What the task asks:
From the records, pick out and copy each line containing "colony".

(Saved entries)
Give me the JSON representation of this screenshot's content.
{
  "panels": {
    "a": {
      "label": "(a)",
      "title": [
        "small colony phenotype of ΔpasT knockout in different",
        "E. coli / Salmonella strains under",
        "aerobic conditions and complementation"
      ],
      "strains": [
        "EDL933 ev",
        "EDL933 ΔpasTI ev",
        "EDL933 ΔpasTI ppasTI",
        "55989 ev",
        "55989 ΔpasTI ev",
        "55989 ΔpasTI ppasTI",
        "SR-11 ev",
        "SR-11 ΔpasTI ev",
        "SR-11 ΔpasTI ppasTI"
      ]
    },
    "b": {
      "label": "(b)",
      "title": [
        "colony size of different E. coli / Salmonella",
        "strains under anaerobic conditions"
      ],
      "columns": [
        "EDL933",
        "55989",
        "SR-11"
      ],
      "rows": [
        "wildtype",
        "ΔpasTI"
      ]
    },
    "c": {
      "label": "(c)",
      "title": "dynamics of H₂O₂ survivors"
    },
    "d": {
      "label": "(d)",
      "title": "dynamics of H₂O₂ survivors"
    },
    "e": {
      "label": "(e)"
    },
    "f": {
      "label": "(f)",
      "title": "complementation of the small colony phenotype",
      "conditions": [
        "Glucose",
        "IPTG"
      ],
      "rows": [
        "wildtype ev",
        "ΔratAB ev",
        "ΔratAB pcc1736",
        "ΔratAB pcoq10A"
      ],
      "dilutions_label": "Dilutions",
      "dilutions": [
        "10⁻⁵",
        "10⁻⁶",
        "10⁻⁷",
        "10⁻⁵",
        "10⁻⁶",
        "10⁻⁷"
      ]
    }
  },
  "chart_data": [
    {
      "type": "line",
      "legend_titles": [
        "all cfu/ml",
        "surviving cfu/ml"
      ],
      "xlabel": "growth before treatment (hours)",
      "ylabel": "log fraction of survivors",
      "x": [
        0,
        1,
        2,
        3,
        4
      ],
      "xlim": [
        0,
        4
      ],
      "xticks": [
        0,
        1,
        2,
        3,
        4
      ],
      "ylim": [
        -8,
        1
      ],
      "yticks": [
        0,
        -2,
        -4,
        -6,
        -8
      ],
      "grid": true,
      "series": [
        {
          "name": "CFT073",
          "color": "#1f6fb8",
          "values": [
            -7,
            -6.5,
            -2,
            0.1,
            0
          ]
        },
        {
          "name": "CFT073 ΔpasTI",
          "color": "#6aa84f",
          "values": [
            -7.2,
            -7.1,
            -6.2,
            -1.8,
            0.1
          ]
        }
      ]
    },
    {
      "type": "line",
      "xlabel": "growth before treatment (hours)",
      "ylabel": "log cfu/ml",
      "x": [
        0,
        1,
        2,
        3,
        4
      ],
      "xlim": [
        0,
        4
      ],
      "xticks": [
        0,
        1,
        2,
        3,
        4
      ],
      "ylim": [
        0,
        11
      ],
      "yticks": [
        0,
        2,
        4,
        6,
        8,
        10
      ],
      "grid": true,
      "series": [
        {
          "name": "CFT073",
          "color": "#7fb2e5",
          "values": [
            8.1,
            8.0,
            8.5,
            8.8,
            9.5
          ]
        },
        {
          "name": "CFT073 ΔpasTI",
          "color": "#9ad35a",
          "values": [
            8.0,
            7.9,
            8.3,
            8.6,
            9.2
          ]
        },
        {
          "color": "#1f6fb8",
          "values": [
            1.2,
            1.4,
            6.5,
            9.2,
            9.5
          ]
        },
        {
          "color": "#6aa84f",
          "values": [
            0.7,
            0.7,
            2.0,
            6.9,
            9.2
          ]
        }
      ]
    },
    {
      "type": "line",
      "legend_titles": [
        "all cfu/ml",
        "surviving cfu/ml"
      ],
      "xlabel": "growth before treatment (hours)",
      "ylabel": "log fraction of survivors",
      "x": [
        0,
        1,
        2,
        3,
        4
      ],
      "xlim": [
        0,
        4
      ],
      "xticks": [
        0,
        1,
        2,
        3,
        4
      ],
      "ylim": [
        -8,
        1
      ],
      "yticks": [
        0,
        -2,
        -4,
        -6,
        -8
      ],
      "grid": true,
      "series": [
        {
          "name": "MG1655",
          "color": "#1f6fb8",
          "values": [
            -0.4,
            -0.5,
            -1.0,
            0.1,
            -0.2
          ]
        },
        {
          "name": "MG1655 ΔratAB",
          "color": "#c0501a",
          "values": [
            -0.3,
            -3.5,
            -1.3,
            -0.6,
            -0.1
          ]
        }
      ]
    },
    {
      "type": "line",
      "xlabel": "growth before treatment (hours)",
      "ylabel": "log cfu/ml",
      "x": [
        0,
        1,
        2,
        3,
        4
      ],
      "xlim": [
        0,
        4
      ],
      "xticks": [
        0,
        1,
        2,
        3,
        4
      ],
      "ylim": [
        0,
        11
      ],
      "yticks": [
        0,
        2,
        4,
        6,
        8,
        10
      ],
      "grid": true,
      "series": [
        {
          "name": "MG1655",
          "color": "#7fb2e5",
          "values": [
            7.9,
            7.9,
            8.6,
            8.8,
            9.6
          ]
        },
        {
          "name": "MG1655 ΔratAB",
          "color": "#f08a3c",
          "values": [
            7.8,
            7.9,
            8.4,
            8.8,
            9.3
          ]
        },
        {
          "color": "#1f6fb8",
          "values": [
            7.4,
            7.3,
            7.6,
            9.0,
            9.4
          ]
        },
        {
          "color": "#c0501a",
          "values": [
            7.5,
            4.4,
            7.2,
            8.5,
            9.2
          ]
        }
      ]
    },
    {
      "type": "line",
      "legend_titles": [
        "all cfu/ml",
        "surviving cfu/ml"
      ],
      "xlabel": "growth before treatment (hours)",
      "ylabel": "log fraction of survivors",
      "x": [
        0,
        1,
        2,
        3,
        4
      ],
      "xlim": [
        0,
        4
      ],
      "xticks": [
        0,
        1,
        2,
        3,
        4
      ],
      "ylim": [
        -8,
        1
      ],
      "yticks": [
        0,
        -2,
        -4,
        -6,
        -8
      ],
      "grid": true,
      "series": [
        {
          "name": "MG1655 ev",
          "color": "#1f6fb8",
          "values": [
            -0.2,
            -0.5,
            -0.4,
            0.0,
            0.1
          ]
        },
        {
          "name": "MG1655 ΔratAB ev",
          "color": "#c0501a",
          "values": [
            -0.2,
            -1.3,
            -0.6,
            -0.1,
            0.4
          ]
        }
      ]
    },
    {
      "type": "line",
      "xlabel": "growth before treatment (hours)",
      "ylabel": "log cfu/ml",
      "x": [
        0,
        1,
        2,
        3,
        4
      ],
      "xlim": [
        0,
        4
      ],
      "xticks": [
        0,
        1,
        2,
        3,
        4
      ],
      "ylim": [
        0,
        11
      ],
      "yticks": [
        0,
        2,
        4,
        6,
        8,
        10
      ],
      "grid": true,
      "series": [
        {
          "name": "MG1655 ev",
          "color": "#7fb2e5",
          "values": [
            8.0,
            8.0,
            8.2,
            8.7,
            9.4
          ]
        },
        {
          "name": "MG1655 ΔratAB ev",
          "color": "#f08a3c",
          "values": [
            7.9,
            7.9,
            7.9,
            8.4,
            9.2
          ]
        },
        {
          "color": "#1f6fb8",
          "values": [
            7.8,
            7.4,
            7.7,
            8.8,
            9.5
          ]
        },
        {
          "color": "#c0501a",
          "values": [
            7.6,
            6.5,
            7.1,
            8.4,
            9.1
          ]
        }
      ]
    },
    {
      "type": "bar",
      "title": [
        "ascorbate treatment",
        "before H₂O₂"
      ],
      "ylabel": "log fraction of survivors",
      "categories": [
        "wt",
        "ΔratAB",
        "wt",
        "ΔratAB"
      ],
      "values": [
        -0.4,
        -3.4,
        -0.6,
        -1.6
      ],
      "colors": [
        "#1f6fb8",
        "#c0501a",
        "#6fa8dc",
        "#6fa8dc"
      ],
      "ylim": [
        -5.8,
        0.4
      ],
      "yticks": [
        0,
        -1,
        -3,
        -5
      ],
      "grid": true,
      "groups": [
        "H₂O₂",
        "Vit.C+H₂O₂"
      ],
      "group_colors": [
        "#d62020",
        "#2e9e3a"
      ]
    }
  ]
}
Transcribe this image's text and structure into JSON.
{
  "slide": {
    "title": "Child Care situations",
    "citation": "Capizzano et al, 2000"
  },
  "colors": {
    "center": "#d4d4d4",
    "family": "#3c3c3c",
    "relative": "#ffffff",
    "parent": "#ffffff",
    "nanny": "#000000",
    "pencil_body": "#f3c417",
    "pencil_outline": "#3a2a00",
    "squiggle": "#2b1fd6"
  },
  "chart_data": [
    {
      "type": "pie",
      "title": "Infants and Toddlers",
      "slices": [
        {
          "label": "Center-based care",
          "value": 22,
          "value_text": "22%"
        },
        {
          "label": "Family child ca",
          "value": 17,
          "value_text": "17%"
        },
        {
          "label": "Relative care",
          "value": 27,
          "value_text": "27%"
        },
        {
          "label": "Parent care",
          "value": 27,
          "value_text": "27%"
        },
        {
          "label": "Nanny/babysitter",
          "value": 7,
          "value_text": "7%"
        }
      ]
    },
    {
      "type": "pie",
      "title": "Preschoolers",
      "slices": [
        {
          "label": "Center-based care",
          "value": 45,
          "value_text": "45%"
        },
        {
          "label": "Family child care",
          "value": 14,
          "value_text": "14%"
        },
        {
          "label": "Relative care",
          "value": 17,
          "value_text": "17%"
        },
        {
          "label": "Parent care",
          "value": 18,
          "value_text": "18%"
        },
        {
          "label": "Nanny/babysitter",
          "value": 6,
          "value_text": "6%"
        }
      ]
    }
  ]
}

Exercise answer:
        "small colony phenotype of ΔpasT knockout in different",
        "colony size of different E. coli / Salmonella",
      "title": "complementation of the small colony phenotype",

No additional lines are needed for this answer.